_Task details:_ Extract all of the entries and give them again, word for word.

***** Supplied data *****

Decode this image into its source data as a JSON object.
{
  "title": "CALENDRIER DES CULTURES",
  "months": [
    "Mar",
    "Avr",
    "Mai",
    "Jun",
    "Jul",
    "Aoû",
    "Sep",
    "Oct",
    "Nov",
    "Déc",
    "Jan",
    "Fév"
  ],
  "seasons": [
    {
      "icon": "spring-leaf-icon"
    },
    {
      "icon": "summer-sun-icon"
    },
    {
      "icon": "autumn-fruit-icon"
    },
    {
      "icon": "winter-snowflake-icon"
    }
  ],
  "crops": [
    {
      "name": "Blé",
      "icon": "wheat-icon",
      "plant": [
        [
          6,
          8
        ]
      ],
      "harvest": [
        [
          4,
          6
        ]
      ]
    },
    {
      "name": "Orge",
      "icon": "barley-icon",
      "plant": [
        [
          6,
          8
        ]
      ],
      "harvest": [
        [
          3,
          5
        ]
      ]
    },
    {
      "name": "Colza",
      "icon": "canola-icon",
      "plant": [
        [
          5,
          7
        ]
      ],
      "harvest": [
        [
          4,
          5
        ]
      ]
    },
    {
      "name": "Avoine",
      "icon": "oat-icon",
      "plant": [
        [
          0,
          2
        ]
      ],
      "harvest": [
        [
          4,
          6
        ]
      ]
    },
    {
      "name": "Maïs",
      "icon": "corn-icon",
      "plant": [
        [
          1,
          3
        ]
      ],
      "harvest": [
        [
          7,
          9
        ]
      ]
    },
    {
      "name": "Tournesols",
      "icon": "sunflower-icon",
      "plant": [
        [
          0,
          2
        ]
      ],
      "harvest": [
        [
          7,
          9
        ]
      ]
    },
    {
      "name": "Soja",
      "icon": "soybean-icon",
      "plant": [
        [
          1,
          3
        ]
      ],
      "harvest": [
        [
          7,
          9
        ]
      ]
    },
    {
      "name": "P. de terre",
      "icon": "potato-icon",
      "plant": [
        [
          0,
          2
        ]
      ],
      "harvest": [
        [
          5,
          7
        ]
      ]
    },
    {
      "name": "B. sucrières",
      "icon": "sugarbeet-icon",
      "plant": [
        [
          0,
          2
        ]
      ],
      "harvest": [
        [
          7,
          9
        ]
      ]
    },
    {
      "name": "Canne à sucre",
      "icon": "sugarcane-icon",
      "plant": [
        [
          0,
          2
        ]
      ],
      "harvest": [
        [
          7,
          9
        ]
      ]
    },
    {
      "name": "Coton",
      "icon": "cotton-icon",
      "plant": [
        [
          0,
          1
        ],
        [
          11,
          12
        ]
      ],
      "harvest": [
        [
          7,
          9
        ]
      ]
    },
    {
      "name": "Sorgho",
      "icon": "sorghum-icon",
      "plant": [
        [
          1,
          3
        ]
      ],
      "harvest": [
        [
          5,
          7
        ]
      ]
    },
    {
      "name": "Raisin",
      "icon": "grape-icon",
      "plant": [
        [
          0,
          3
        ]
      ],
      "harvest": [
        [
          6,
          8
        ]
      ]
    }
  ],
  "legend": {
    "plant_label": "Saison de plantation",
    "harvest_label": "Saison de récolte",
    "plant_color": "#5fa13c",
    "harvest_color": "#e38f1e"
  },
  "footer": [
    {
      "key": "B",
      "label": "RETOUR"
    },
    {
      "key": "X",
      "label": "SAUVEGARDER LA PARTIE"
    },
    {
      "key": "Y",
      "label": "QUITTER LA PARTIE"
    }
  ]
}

*****

_Solution to this exercise:_
Decode this image into its source data as a JSON object.
{
  "title": "CALENDRIER DES CULTURES",
  "months": [
    "Mar",
    "Avr",
    "Mai",
    "Jun",
    "Jul",
    "Aoû",
    "Sep",
    "Oct",
    "Nov",
    "Déc",
    "Jan",
    "Fév"
  ],
  "seasons": [
    {
      "icon": "spring-leaf-icon"
    },
    {
      "icon": "summer-sun-icon"
    },
    {
      "icon": "autumn-fruit-icon"
    },
    {
      "icon": "winter-snowflake-icon"
    }
  ],
  "crops": [
    {
      "name": "Blé",
      "icon": "wheat-icon",
      "plant": [
        [
          6,
          8
        ]
      ],
      "harvest": [
        [
          4,
          6
        ]
      ]
    },
    {
      "name": "Orge",
      "icon": "barley-icon",
      "plant": [
        [
          6,
          8
        ]
      ],
      "harvest": [
        [
          3,
          5
        ]
      ]
    },
    {
      "name": "Colza",
      "icon": "canola-icon",
      "plant": [
        [
          5,
          7
        ]
      ],
      "harvest": [
        [
          4,
          5
        ]
      ]
    },
    {
      "name": "Avoine",
      "icon": "oat-icon",
      "plant": [
        [
          0,
          2
        ]
      ],
      "harvest": [
        [
          4,
          6
        ]
      ]
    },
    {
      "name": "Maïs",
      "icon": "corn-icon",
      "plant": [
        [
          1,
          3
        ]
      ],
      "harvest": [
        [
          7,
          9
        ]
      ]
    },
    {
      "name": "Tournesols",
      "icon": "sunflower-icon",
      "plant": [
        [
          0,
          2
        ]
      ],
      "harvest": [
        [
          7,
          9
        ]
      ]
    },
    {
      "name": "Soja",
      "icon": "soybean-icon",
      "plant": [
        [
          1,
          3
        ]
      ],
      "harvest": [
        [
          7,
          9
        ]
      ]
    },
    {
      "name": "P. de terre",
      "icon": "potato-icon",
      "plant": [
        [
          0,
          2
        ]
      ],
      "harvest": [
        [
          5,
          7
        ]
      ]
    },
    {
      "name": "B. sucrières",
      "icon": "sugarbeet-icon",
      "plant": [
        [
          0,
          2
        ]
      ],
      "harvest": [
        [
          7,
          9
        ]
      ]
    },
    {
      "name": "Canne à sucre",
      "icon": "sugarcane-icon",
      "plant": [
        [
          0,
          2
        ]
      ],
      "harvest": [
        [
          7,
          9
        ]
      ]
    },
    {
      "name": "Coton",
      "icon": "cotton-icon",
      "plant": [
        [
          0,
          1
        ],
        [
          11,
          12
        ]
      ],
      "harvest": [
        [
          7,
          9
        ]
      ]
    },
    {
      "name": "Sorgho",
      "icon": "sorghum-icon",
      "plant": [
        [
          1,
          3
        ]
      ],
      "harvest": [
        [
          5,
          7
        ]
      ]
    },
    {
      "name": "Raisin",
      "icon": "grape-icon",
      "plant": [
        [
          0,
          3
        ]
      ],
      "harvest": [
        [
          6,
          8
        ]
      ]
    }
  ],
  "legend": {
    "plant_label": "Saison de plantation",
    "harvest_label": "Saison de récolte",
    "plant_color": "#5fa13c",
    "harvest_color": "#e38f1e"
  },
  "footer": [
    {
      "key": "B",
      "label": "RETOUR"
    },
    {
      "key": "X",
      "label": "SAUVEGARDER LA PARTIE"
    },
    {
      "key": "Y",
      "label": "QUITTER LA PARTIE"
    }
  ]
}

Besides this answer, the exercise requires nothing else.